Instructions for the task:
Give the listing again character for character, but drop the images.

-- START Provided information --

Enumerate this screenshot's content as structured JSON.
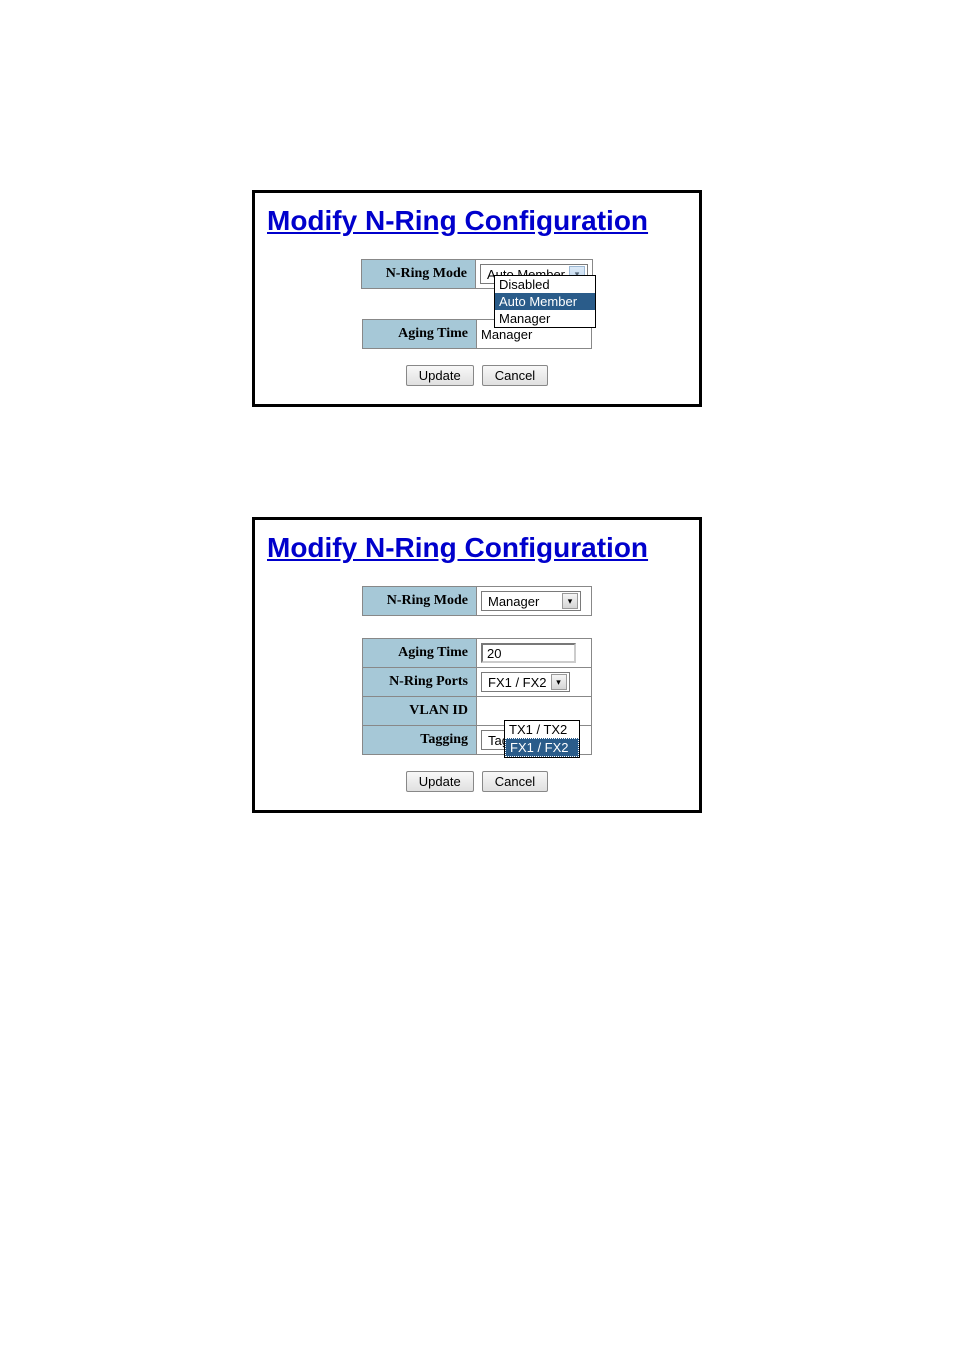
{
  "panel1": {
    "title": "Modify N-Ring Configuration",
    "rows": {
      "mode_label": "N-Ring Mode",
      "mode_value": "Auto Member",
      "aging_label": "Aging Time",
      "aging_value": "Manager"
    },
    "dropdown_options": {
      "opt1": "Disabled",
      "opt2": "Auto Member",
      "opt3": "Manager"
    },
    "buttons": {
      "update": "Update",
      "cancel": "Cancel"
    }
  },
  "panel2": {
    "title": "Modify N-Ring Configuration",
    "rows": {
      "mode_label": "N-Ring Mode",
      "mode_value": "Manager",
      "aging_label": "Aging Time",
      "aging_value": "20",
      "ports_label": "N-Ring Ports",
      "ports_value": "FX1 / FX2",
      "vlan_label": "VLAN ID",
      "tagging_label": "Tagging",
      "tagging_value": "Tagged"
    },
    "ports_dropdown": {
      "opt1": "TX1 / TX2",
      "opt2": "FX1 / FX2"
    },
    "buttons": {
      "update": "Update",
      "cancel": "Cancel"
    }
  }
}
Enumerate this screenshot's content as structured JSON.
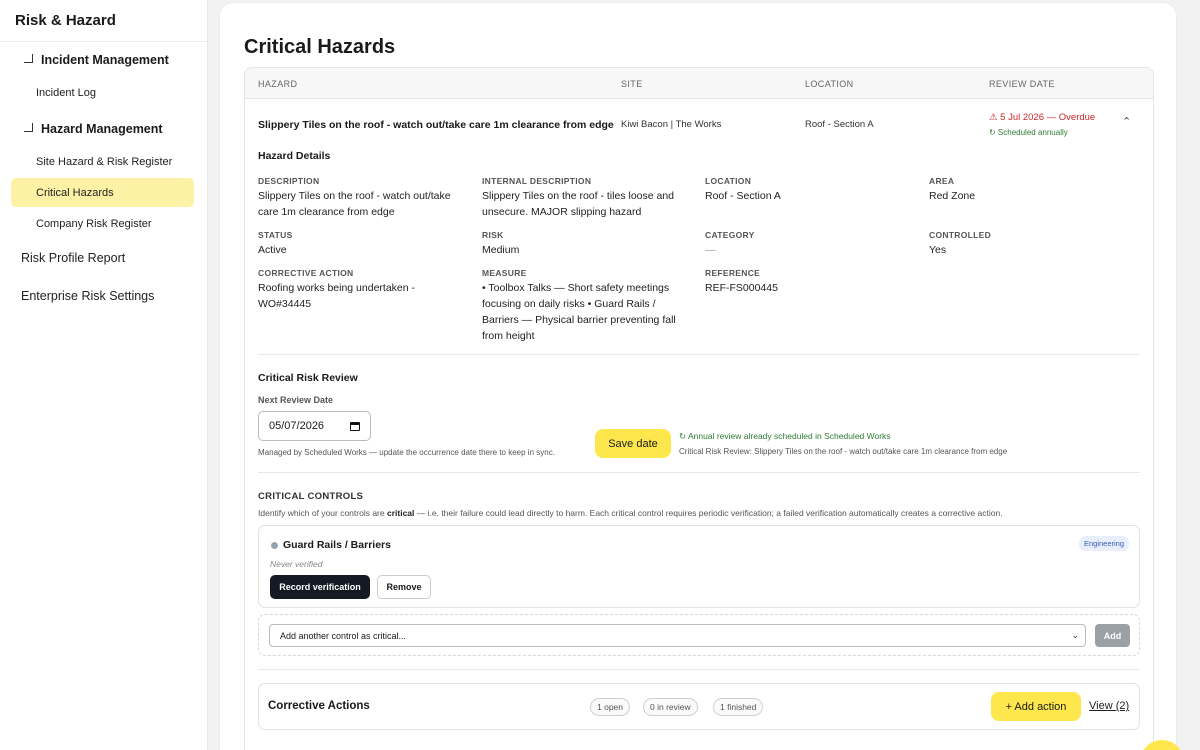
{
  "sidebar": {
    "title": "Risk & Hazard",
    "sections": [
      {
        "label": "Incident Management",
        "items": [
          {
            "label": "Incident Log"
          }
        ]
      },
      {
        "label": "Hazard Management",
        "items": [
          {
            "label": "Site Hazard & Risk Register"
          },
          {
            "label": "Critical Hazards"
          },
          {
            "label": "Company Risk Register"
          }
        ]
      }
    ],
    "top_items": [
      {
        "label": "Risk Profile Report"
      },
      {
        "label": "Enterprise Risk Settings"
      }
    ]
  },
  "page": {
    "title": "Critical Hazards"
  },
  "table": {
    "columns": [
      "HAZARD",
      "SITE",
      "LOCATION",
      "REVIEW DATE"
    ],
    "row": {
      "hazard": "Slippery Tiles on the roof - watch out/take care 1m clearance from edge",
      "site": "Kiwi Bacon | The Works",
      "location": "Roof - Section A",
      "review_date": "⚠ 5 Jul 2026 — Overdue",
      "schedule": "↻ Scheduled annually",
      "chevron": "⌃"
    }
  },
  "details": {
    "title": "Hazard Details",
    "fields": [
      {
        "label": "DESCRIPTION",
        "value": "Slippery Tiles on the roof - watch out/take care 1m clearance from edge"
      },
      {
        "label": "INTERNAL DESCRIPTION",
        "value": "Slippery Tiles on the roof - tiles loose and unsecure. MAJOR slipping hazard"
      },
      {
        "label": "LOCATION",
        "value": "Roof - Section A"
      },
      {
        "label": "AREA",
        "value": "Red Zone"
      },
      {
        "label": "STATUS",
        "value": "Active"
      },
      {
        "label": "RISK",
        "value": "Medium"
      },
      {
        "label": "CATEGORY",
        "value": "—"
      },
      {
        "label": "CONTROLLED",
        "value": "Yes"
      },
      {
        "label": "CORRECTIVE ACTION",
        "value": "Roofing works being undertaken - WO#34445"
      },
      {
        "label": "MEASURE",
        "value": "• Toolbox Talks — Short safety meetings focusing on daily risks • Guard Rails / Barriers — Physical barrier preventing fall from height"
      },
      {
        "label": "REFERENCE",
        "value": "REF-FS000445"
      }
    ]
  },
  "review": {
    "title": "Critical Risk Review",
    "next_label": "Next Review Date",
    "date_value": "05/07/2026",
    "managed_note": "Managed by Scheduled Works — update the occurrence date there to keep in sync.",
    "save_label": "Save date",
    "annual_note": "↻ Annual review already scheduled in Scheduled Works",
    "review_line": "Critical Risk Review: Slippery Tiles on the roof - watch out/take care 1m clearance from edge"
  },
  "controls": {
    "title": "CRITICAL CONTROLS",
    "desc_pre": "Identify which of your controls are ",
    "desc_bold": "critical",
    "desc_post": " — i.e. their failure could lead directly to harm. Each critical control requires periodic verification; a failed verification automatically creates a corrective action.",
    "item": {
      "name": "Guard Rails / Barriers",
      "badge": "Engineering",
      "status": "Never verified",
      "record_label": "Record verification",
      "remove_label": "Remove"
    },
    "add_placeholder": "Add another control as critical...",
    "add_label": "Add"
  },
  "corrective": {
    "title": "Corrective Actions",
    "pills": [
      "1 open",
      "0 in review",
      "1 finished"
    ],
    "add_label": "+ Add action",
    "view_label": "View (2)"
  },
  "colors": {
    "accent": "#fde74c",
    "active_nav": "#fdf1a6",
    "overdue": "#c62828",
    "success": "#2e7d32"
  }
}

-- END Provided information --

Task solution:
Enumerate this screenshot's content as structured JSON.
{
  "panel1": {
    "title": "Modify N-Ring Configuration",
    "rows": {
      "mode_label": "N-Ring Mode",
      "mode_value": "Auto Member",
      "aging_label": "Aging Time",
      "aging_value": "Manager"
    },
    "dropdown_options": {
      "opt1": "Disabled",
      "opt2": "Auto Member",
      "opt3": "Manager"
    },
    "buttons": {
      "update": "Update",
      "cancel": "Cancel"
    }
  },
  "panel2": {
    "title": "Modify N-Ring Configuration",
    "rows": {
      "mode_label": "N-Ring Mode",
      "mode_value": "Manager",
      "aging_label": "Aging Time",
      "aging_value": "20",
      "ports_label": "N-Ring Ports",
      "ports_value": "FX1 / FX2",
      "vlan_label": "VLAN ID",
      "tagging_label": "Tagging",
      "tagging_value": "Tagged"
    },
    "ports_dropdown": {
      "opt1": "TX1 / TX2",
      "opt2": "FX1 / FX2"
    },
    "buttons": {
      "update": "Update",
      "cancel": "Cancel"
    }
  }
}
Enumerate this screenshot's content as structured JSON.
{
  "sidebar": {
    "title": "Risk & Hazard",
    "sections": [
      {
        "label": "Incident Management",
        "items": [
          {
            "label": "Incident Log"
          }
        ]
      },
      {
        "label": "Hazard Management",
        "items": [
          {
            "label": "Site Hazard & Risk Register"
          },
          {
            "label": "Critical Hazards"
          },
          {
            "label": "Company Risk Register"
          }
        ]
      }
    ],
    "top_items": [
      {
        "label": "Risk Profile Report"
      },
      {
        "label": "Enterprise Risk Settings"
      }
    ]
  },
  "page": {
    "title": "Critical Hazards"
  },
  "table": {
    "columns": [
      "HAZARD",
      "SITE",
      "LOCATION",
      "REVIEW DATE"
    ],
    "row": {
      "hazard": "Slippery Tiles on the roof - watch out/take care 1m clearance from edge",
      "site": "Kiwi Bacon | The Works",
      "location": "Roof - Section A",
      "review_date": "⚠ 5 Jul 2026 — Overdue",
      "schedule": "↻ Scheduled annually",
      "chevron": "⌃"
    }
  },
  "details": {
    "title": "Hazard Details",
    "fields": [
      {
        "label": "DESCRIPTION",
        "value": "Slippery Tiles on the roof - watch out/take care 1m clearance from edge"
      },
      {
        "label": "INTERNAL DESCRIPTION",
        "value": "Slippery Tiles on the roof - tiles loose and unsecure. MAJOR slipping hazard"
      },
      {
        "label": "LOCATION",
        "value": "Roof - Section A"
      },
      {
        "label": "AREA",
        "value": "Red Zone"
      },
      {
        "label": "STATUS",
        "value": "Active"
      },
      {
        "label": "RISK",
        "value": "Medium"
      },
      {
        "label": "CATEGORY",
        "value": "—"
      },
      {
        "label": "CONTROLLED",
        "value": "Yes"
      },
      {
        "label": "CORRECTIVE ACTION",
        "value": "Roofing works being undertaken - WO#34445"
      },
      {
        "label": "MEASURE",
        "value": "• Toolbox Talks — Short safety meetings focusing on daily risks • Guard Rails / Barriers — Physical barrier preventing fall from height"
      },
      {
        "label": "REFERENCE",
        "value": "REF-FS000445"
      }
    ]
  },
  "review": {
    "title": "Critical Risk Review",
    "next_label": "Next Review Date",
    "date_value": "05/07/2026",
    "managed_note": "Managed by Scheduled Works — update the occurrence date there to keep in sync.",
    "save_label": "Save date",
    "annual_note": "↻ Annual review already scheduled in Scheduled Works",
    "review_line": "Critical Risk Review: Slippery Tiles on the roof - watch out/take care 1m clearance from edge"
  },
  "controls": {
    "title": "CRITICAL CONTROLS",
    "desc_pre": "Identify which of your controls are ",
    "desc_bold": "critical",
    "desc_post": " — i.e. their failure could lead directly to harm. Each critical control requires periodic verification; a failed verification automatically creates a corrective action.",
    "item": {
      "name": "Guard Rails / Barriers",
      "badge": "Engineering",
      "status": "Never verified",
      "record_label": "Record verification",
      "remove_label": "Remove"
    },
    "add_placeholder": "Add another control as critical...",
    "add_label": "Add"
  },
  "corrective": {
    "title": "Corrective Actions",
    "pills": [
      "1 open",
      "0 in review",
      "1 finished"
    ],
    "add_label": "+ Add action",
    "view_label": "View (2)"
  },
  "colors": {
    "accent": "#fde74c",
    "active_nav": "#fdf1a6",
    "overdue": "#c62828",
    "success": "#2e7d32"
  }
}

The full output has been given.